* AIM *
From the entries below, copy every line where the string "domiciliado" appears.

+++ RECORDS

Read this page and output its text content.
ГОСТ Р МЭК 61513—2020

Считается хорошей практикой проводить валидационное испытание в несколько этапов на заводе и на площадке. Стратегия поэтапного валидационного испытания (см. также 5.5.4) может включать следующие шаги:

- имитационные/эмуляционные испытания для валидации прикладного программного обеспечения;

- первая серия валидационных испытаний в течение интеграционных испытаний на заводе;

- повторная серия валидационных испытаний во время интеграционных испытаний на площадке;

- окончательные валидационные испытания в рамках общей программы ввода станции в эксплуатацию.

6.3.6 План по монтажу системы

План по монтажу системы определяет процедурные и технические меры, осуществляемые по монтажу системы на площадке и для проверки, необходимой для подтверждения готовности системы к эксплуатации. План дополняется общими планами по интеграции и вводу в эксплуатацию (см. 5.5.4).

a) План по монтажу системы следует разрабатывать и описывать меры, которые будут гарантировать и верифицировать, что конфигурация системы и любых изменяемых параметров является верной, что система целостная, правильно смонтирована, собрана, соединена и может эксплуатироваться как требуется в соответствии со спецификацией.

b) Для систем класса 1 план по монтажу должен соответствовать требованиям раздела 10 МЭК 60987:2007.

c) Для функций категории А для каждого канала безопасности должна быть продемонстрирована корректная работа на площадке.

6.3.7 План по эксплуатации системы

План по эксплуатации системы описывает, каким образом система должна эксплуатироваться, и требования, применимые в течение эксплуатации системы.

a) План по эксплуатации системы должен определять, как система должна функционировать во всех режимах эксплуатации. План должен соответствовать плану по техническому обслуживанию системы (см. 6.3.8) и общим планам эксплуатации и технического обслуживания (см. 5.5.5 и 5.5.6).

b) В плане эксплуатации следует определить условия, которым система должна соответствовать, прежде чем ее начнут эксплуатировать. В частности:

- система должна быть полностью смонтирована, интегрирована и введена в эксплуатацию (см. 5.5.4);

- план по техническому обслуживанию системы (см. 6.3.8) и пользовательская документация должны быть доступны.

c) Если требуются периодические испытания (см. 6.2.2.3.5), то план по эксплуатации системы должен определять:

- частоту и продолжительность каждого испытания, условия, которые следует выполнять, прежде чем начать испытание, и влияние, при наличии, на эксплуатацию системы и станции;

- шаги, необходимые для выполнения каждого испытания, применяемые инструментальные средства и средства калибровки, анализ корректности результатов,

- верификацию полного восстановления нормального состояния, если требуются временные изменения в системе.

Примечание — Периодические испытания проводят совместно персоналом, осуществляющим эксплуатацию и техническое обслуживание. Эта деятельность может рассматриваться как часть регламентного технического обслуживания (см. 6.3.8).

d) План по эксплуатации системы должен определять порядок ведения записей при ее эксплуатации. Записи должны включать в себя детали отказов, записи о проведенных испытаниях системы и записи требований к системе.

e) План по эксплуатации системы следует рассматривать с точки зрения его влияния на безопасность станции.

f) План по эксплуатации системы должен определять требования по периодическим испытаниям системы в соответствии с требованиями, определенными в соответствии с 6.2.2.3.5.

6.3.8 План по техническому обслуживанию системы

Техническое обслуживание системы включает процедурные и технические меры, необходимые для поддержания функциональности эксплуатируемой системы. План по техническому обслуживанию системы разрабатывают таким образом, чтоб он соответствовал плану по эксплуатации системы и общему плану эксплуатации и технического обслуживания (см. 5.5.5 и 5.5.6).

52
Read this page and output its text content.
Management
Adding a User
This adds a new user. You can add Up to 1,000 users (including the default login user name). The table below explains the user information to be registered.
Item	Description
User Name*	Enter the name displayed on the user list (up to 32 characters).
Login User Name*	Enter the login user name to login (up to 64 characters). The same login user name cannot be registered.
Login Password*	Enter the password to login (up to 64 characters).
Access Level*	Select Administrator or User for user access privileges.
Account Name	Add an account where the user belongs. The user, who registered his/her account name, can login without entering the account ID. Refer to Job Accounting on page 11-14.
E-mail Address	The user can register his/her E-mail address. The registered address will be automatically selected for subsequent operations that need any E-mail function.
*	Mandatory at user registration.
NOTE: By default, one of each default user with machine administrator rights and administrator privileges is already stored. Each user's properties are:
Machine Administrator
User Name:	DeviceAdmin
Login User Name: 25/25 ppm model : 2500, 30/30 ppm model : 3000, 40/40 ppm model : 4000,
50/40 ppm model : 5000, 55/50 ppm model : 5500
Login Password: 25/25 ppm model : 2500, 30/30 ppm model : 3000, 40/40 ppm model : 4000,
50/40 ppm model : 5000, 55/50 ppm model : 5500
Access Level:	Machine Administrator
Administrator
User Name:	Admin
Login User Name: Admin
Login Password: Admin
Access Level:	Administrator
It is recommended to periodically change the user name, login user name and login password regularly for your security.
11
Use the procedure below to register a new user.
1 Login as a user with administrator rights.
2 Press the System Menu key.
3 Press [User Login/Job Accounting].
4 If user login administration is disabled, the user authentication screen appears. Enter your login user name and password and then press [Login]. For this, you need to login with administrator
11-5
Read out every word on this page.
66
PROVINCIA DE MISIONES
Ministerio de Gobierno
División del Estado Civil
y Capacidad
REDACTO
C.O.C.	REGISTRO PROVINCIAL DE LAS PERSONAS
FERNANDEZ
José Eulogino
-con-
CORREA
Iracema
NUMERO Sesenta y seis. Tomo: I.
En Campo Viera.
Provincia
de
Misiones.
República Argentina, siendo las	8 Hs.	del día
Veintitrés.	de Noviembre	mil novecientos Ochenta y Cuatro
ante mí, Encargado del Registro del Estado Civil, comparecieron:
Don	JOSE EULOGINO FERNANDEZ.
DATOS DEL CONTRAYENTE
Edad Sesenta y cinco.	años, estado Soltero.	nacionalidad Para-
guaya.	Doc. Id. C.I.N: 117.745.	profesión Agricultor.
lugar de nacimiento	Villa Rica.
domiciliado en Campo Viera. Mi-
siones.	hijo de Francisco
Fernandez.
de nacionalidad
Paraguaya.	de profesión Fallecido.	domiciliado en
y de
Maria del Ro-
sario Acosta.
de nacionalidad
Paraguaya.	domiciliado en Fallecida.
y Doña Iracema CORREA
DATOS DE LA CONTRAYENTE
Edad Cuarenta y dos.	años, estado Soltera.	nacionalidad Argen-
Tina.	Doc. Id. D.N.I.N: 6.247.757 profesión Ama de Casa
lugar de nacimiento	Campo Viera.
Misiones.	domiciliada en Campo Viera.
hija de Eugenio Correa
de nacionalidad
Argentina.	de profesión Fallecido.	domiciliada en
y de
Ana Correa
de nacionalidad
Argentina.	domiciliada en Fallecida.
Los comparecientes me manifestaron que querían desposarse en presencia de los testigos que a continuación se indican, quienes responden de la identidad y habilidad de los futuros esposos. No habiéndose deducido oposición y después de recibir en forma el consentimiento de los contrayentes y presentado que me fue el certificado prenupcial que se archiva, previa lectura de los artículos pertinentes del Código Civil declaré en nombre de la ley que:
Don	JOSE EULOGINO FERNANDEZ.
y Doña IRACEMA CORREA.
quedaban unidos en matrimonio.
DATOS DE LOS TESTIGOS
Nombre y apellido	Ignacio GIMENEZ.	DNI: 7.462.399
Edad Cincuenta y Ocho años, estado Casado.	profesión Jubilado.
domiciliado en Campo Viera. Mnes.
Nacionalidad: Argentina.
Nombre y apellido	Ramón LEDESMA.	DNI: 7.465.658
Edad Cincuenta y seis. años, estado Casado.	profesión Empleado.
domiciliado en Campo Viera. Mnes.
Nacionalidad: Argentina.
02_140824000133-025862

++++++

* TASK RESULT *
domiciliado en Campo Viera. Mi-
Paraguaya.	de profesión Fallecido.	domiciliado en
Paraguaya.	domiciliado en Fallecida.
domiciliado en Campo Viera. Mnes.
domiciliado en Campo Viera. Mnes.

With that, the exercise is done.